[Document section]:
<<<<

The Financial Crisis Inquiry Commission’s final report succinctly states the basic facts: “The three credit rating agencies were key enablers of the financial meltdown. The mortgage-related securities at the heart of the crisis could not have been marketed and sold without their seal of approval…Their ratings helped the market soar and their downgrades through 2007 and 2008 wreaked havoc across markets and firms.” Former FCIC commission member Byron Georgiou, now running for the US Senate from Nevada, says he was “incredulous” when he learned of the S&P downgrade, noting acidly how the ratings agencies fattened themselves on payments from the same Wall Street banks that issued the worthless securities they had repeatedly endorsed.
Echoing the FCIC report, the Senate subcommittee found that both S&P and Moody’s knew as early as 206 that sub-prime mortgages were extremely risky, but continued to issue “investment-grade ratings” on securities based on those mortgages for several months. The subcommittee sharply criticized the “issuer pays” model used by the ratings agencies, the foundation of their unsound relationships with Wall Street companies and their feckless endorsements of products that led to the crash.

>>>>

[Task prompt]:
Retype the passage on the credit rating agencies between "Echoing the FCIC" and "to the crash.", inclusive. The material isn't needed for this.

[Data provided]:
<<<<

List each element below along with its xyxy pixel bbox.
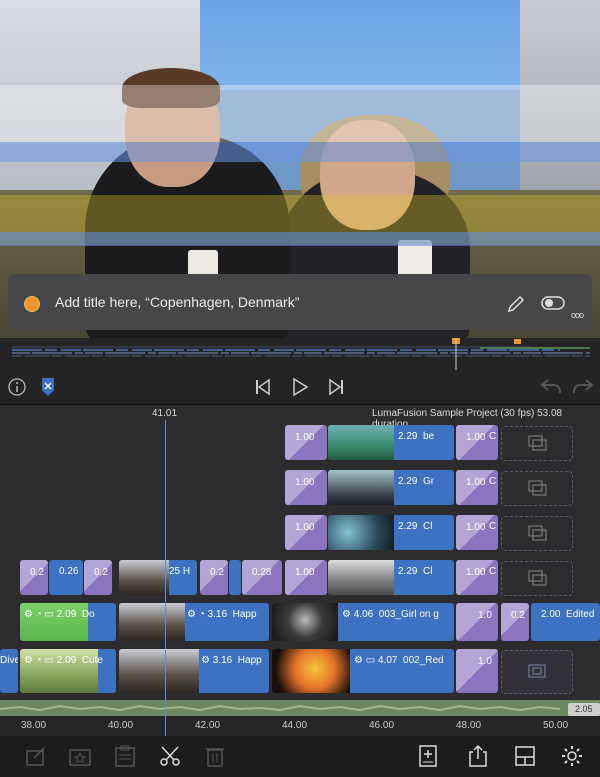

>>>>

[Output of the task]:
Echoing the FCIC report, the Senate subcommittee found that both S&P and Moody’s knew as early as 206 that sub-prime mortgages were extremely risky, but continued to issue “investment-grade ratings” on securities based on those mortgages for several months. The subcommittee sharply criticized the “issuer pays” model used by the ratings agencies, the foundation of their unsound relationships with Wall Street companies and their feckless endorsements of products that led to the crash.